(Data listing)
--

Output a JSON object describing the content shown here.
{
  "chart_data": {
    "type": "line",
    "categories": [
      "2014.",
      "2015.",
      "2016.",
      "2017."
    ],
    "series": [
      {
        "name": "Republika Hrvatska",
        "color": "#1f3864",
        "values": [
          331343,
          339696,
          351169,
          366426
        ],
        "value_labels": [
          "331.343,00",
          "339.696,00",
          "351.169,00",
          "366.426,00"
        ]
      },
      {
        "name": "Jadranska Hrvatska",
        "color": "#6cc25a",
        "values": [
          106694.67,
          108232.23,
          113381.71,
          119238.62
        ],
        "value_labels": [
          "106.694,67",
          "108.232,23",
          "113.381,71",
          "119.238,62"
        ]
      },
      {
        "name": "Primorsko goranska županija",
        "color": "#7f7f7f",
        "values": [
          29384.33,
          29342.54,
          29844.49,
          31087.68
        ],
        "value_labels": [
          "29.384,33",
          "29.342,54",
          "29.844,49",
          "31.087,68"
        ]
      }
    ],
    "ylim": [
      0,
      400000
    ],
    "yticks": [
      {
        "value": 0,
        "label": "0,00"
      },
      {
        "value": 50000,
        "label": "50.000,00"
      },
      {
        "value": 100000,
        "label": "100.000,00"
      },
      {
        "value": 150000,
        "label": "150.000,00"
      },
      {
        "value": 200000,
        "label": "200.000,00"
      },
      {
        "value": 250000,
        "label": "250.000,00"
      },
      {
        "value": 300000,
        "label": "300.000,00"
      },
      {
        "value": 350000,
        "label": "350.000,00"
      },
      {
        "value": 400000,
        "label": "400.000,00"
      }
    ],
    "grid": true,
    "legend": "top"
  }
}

--

**PROBLEM TO WORK ON:** Can you reproduce all the material exactly?

**WRITTEN SOLUTION:**
Output a JSON object describing the content shown here.
{
  "chart_data": {
    "type": "line",
    "categories": [
      "2014.",
      "2015.",
      "2016.",
      "2017."
    ],
    "series": [
      {
        "name": "Republika Hrvatska",
        "color": "#1f3864",
        "values": [
          331343,
          339696,
          351169,
          366426
        ],
        "value_labels": [
          "331.343,00",
          "339.696,00",
          "351.169,00",
          "366.426,00"
        ]
      },
      {
        "name": "Jadranska Hrvatska",
        "color": "#6cc25a",
        "values": [
          106694.67,
          108232.23,
          113381.71,
          119238.62
        ],
        "value_labels": [
          "106.694,67",
          "108.232,23",
          "113.381,71",
          "119.238,62"
        ]
      },
      {
        "name": "Primorsko goranska županija",
        "color": "#7f7f7f",
        "values": [
          29384.33,
          29342.54,
          29844.49,
          31087.68
        ],
        "value_labels": [
          "29.384,33",
          "29.342,54",
          "29.844,49",
          "31.087,68"
        ]
      }
    ],
    "ylim": [
      0,
      400000
    ],
    "yticks": [
      {
        "value": 0,
        "label": "0,00"
      },
      {
        "value": 50000,
        "label": "50.000,00"
      },
      {
        "value": 100000,
        "label": "100.000,00"
      },
      {
        "value": 150000,
        "label": "150.000,00"
      },
      {
        "value": 200000,
        "label": "200.000,00"
      },
      {
        "value": 250000,
        "label": "250.000,00"
      },
      {
        "value": 300000,
        "label": "300.000,00"
      },
      {
        "value": 350000,
        "label": "350.000,00"
      },
      {
        "value": 400000,
        "label": "400.000,00"
      }
    ],
    "grid": true,
    "legend": "top"
  }
}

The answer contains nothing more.